- [TASK INSTRUCTIONS] Check each line of the material below, and copy it if it holds the string "project".

## START MATERIAL TO PROCESS

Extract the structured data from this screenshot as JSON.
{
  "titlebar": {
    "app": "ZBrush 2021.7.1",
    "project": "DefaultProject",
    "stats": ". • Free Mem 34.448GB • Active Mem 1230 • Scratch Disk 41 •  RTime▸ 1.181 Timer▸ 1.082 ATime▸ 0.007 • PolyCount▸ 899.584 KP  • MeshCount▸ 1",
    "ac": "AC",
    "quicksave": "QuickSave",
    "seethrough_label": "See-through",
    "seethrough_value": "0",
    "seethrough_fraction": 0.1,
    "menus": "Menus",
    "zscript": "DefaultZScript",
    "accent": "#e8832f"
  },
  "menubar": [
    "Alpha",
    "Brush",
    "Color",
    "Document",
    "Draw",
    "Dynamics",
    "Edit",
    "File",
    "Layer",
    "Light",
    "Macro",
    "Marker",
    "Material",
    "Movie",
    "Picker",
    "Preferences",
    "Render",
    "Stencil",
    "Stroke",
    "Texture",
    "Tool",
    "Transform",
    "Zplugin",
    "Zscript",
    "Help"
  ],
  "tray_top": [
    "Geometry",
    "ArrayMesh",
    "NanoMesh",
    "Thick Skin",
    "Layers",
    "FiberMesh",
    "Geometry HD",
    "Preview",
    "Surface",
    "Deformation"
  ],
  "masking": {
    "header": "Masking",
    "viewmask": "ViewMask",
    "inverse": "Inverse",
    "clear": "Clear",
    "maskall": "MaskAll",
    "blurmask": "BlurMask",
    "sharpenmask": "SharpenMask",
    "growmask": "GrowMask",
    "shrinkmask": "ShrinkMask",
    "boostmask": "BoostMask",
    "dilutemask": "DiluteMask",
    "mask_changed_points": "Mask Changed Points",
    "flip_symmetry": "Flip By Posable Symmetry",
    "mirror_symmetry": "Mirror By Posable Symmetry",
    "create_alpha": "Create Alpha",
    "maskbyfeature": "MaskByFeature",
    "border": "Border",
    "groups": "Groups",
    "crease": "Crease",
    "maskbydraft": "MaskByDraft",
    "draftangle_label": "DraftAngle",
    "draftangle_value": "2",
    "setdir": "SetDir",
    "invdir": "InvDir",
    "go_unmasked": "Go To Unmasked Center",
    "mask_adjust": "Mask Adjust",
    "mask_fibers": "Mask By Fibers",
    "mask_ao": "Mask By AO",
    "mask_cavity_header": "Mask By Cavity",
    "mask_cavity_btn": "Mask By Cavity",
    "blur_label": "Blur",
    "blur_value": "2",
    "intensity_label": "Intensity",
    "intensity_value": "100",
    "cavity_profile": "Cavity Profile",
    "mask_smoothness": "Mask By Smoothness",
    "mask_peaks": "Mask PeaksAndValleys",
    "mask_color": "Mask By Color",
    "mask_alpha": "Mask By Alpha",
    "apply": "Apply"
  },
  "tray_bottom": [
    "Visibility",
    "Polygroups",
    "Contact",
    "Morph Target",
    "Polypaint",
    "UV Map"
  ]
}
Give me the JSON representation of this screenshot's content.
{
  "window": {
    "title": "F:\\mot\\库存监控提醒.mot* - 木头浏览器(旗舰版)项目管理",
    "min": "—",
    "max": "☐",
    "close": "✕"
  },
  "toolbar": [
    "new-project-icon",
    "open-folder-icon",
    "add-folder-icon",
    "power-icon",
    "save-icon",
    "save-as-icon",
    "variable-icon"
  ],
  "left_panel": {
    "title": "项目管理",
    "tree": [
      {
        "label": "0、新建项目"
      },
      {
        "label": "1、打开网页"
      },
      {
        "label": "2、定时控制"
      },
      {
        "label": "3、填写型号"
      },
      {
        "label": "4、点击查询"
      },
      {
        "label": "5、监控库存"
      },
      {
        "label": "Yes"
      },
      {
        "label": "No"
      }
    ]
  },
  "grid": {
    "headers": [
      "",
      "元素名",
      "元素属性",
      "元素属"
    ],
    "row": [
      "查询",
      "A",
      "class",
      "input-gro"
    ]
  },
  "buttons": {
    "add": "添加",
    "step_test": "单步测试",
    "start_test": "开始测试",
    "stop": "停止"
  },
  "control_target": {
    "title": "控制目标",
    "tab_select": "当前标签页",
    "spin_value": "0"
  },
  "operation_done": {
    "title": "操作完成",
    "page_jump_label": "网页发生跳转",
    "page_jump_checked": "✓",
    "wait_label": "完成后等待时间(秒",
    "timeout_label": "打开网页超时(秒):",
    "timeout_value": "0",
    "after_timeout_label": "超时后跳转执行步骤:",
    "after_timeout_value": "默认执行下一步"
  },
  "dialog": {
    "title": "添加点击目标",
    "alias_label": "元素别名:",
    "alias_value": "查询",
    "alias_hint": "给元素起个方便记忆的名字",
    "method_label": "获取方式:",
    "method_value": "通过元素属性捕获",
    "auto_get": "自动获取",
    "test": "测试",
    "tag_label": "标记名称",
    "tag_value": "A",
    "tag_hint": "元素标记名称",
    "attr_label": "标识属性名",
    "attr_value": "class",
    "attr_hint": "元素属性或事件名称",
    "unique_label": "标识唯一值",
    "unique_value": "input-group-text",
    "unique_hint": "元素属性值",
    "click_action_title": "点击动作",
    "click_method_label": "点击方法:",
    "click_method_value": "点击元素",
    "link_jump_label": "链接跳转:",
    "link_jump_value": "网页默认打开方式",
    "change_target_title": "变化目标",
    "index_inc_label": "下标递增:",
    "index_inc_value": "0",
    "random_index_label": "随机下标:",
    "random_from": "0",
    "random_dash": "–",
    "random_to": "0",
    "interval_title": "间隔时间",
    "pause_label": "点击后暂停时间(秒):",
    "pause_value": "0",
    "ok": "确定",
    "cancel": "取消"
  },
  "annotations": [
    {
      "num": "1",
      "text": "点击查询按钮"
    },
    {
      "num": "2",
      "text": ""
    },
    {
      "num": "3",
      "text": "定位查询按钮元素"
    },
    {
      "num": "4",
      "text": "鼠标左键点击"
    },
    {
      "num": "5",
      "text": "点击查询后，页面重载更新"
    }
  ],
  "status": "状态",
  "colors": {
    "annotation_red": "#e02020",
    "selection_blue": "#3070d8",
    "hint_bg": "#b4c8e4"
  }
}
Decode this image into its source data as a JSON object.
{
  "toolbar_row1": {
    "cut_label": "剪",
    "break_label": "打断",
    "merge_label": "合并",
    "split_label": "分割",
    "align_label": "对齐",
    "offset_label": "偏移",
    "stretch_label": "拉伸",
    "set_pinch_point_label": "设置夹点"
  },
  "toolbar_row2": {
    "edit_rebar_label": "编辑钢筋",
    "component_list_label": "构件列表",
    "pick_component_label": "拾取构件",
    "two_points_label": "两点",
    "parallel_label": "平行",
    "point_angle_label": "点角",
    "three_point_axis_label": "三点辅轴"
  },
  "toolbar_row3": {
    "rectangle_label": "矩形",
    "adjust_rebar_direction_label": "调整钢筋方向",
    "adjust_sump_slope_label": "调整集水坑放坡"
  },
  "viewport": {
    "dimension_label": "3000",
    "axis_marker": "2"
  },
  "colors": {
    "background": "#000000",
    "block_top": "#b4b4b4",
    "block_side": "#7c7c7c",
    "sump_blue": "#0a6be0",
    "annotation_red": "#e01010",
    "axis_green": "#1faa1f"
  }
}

## END MATERIAL TO PROCESS

- [EXERCISE RESULT]
    "project": "DefaultProject",
    "new-project-icon",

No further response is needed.